> **YOUR OBJECTIVE**
Search the material below for the string "stock" and extract each line that has it.

'''

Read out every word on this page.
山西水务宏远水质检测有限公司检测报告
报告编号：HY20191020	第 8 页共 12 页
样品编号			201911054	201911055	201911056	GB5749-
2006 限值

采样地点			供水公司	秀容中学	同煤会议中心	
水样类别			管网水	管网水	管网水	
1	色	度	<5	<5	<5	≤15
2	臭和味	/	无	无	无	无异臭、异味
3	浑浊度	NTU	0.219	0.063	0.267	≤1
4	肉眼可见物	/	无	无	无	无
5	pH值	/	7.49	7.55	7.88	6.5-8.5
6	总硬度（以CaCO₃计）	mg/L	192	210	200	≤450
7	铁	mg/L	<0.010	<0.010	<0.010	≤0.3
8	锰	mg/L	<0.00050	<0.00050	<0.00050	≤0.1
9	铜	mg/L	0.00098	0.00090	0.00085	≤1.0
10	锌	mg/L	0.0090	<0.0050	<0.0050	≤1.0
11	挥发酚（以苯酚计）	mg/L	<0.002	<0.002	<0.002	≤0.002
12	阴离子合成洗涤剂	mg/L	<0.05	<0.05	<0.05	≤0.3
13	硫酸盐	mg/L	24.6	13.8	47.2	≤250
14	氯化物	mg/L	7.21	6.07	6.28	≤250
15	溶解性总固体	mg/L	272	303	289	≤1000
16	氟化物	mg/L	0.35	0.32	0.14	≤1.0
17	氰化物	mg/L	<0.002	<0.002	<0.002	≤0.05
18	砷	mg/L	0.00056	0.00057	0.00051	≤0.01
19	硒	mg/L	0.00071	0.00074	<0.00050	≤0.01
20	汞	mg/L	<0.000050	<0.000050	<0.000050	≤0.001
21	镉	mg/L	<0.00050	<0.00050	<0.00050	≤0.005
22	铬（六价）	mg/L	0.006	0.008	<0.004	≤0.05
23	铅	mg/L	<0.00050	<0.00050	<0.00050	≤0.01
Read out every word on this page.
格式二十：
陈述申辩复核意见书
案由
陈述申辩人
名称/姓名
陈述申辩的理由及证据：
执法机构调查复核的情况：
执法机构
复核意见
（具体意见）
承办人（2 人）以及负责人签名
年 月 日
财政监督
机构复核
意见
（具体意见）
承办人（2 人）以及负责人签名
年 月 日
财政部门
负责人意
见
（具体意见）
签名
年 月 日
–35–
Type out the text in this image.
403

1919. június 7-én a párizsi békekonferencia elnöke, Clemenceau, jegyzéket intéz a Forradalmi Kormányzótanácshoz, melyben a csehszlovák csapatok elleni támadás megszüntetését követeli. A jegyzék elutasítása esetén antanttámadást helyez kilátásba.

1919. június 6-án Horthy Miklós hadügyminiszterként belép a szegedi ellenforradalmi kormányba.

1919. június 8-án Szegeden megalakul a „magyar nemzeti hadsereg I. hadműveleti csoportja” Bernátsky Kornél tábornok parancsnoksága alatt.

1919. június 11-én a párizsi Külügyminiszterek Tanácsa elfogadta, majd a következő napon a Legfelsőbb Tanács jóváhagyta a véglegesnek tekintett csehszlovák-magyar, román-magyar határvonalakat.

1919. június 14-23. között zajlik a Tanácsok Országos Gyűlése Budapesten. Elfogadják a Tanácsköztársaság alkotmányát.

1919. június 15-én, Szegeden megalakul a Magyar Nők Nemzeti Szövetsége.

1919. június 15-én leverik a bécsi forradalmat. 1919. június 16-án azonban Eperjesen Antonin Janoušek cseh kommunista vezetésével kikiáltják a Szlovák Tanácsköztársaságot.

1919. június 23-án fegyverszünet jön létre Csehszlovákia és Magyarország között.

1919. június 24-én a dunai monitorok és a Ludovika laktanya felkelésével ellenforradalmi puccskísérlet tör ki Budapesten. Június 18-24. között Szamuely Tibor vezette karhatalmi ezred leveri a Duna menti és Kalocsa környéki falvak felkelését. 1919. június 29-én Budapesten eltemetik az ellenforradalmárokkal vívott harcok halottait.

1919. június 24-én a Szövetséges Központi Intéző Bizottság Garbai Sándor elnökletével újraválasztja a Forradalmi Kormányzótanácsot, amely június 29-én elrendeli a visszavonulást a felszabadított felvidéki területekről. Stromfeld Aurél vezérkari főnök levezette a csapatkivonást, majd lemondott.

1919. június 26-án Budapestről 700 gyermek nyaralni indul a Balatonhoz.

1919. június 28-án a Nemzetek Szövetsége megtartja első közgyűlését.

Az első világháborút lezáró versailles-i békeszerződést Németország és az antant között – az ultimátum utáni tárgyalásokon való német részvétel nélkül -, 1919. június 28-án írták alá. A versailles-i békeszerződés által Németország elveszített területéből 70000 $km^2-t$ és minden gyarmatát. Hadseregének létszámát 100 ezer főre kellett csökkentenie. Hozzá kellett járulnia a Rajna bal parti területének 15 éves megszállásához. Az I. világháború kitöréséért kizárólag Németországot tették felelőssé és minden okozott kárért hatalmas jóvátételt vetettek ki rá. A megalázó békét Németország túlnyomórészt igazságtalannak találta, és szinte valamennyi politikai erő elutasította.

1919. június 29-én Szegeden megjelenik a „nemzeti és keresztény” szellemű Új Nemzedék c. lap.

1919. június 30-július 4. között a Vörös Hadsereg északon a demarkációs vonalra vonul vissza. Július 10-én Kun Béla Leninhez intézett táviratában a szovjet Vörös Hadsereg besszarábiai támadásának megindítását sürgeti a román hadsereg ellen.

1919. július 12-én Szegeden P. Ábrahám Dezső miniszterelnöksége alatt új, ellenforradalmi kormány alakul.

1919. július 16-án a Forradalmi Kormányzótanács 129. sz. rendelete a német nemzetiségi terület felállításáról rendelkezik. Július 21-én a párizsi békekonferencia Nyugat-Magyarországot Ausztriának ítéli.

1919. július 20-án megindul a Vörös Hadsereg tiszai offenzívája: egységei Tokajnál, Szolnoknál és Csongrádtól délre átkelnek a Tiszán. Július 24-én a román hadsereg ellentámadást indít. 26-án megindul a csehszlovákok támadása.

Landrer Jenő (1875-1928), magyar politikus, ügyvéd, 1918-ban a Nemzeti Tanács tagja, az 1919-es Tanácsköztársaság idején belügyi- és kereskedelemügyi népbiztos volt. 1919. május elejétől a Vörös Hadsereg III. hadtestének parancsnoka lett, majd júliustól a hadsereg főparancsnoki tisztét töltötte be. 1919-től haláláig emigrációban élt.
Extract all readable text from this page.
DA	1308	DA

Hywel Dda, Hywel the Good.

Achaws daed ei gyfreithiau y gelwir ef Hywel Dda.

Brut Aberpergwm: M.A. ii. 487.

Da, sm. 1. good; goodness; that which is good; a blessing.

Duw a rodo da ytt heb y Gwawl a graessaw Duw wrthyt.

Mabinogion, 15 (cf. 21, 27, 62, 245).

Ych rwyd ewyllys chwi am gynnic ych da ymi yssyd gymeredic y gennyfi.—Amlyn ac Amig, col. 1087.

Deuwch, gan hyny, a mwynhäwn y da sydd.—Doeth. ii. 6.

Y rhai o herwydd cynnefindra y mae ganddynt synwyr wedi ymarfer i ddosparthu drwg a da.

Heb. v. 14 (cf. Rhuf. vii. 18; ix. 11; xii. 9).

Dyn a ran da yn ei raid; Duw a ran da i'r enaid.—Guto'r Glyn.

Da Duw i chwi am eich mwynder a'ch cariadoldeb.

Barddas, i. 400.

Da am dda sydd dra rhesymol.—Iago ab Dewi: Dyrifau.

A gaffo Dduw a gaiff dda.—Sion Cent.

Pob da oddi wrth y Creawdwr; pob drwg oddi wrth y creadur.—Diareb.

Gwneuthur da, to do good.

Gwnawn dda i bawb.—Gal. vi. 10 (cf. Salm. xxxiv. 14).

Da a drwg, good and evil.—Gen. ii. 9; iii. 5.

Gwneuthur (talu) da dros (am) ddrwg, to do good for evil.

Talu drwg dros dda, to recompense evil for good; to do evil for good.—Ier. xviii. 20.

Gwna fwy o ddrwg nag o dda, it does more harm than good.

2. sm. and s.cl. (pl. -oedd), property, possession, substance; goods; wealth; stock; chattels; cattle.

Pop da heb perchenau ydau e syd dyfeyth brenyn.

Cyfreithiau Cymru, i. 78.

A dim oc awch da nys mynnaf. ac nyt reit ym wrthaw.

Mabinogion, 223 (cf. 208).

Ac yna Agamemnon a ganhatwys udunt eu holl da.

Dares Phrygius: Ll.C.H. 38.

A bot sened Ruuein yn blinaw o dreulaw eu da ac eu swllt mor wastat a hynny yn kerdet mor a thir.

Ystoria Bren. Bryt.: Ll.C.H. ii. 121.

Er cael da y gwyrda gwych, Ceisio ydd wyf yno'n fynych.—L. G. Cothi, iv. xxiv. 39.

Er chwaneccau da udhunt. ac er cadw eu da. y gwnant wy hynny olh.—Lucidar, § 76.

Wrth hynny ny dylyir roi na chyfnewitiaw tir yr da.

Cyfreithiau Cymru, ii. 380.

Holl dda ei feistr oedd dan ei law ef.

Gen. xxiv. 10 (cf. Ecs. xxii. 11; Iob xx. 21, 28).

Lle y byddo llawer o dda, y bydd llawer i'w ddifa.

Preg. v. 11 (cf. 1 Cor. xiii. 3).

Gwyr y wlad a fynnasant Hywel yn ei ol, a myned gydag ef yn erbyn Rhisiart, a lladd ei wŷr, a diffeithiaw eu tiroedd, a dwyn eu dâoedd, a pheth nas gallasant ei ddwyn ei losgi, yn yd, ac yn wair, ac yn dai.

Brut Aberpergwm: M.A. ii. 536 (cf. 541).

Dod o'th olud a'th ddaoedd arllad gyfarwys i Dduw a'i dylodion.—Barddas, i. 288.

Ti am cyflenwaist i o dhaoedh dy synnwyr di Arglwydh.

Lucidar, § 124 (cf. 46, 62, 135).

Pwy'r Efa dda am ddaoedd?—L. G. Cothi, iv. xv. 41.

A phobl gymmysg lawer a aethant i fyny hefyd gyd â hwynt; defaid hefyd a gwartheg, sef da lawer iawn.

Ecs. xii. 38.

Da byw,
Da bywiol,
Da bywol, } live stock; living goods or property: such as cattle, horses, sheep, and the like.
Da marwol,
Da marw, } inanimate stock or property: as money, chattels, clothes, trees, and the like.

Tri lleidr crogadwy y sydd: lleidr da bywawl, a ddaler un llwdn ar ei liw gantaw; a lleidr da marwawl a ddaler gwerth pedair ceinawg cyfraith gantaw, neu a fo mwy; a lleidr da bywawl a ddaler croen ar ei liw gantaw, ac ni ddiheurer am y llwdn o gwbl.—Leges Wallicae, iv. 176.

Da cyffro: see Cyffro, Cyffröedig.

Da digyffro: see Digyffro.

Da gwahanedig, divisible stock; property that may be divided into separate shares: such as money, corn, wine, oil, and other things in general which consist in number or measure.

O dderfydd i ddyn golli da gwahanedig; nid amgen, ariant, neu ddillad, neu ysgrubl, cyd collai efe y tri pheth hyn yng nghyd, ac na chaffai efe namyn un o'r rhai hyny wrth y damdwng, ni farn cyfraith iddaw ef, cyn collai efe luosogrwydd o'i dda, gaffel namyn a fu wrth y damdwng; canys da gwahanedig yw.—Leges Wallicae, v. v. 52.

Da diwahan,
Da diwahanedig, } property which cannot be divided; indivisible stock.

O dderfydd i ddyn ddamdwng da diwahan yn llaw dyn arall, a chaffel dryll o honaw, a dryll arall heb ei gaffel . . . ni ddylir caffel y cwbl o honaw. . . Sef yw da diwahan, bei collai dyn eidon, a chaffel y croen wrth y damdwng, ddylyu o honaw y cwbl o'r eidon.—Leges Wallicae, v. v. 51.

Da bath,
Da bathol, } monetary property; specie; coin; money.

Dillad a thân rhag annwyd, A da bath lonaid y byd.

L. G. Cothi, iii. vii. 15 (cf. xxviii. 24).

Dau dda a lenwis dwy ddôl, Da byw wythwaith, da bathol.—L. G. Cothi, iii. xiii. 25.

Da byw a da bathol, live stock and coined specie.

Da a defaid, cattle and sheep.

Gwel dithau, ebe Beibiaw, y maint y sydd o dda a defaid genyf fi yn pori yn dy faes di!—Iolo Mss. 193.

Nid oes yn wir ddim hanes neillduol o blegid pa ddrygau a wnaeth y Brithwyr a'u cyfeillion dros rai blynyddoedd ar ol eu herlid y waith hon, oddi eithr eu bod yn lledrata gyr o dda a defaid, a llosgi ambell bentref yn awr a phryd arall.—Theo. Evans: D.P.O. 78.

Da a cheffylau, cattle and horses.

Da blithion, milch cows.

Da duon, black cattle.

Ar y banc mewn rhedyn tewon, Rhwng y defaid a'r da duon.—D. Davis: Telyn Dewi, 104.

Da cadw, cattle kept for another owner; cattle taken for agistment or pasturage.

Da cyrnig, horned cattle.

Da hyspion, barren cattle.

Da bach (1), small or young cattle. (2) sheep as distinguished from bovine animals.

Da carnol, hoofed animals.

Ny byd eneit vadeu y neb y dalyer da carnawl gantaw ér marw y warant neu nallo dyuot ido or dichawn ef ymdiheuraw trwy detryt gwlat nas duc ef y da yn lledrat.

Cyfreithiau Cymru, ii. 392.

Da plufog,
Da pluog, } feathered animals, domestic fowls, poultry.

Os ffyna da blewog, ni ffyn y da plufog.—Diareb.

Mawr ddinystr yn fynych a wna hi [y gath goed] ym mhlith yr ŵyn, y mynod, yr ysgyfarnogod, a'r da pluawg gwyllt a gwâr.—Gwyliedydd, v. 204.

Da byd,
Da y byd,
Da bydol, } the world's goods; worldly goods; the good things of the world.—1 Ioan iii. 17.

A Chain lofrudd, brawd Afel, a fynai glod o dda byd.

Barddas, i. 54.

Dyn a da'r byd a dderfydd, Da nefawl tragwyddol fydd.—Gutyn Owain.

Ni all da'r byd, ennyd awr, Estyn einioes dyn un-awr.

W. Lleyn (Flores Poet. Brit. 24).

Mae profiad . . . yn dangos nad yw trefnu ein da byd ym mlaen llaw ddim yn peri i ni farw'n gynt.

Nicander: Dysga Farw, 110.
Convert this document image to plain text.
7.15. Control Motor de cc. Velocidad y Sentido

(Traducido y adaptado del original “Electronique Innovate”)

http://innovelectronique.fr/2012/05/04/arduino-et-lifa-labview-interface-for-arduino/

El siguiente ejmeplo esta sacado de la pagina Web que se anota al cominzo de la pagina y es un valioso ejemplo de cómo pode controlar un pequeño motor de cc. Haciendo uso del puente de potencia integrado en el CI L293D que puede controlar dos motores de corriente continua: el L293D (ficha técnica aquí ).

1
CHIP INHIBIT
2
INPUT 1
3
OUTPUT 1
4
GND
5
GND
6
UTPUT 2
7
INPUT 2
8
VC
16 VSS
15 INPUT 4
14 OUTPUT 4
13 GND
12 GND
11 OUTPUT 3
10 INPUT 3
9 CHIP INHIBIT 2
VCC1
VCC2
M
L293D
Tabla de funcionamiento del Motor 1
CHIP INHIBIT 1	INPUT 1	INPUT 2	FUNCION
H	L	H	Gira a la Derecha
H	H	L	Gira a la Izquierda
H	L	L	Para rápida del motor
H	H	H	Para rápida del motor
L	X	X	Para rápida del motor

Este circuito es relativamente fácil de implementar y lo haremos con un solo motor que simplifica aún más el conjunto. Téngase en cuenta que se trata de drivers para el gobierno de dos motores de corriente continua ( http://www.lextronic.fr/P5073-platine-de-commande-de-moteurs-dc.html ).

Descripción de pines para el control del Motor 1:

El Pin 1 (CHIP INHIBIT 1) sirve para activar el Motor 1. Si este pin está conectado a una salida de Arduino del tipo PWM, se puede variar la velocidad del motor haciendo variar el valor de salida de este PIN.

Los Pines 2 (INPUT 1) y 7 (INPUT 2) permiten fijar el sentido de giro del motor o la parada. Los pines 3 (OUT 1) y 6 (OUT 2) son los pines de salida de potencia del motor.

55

'''

> **EXERCISE SOLUTION**
2. sm. and s.cl. (pl. -oedd), property, possession, substance; goods; wealth; stock; chattels; cattle.
Da bywol, } live stock; living goods or property: such as cattle, horses, sheep, and the like.
Da marw, } inanimate stock or property: as money, chattels, clothes, trees, and the like.
Da gwahanedig, divisible stock; property that may be divided into separate shares: such as money, corn, wine, oil, and other things in general which consist in number or measure.
Da diwahanedig, } property which cannot be divided; indivisible stock.
Da byw a da bathol, live stock and coined specie.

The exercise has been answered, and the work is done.